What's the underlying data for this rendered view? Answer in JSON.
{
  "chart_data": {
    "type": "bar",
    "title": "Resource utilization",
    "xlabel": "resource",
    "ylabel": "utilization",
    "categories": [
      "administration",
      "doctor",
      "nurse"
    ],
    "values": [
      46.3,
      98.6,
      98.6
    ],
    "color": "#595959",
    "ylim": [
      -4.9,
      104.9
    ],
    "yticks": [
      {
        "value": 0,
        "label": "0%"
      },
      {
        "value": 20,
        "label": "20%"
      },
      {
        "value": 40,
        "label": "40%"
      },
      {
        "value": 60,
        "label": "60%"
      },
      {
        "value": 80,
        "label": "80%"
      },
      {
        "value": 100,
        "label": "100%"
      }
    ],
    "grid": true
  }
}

Instructions to follow: Take every line from the data that contains the word "utilization".

Final result:
    "title": "Resource utilization",
    "ylabel": "utilization",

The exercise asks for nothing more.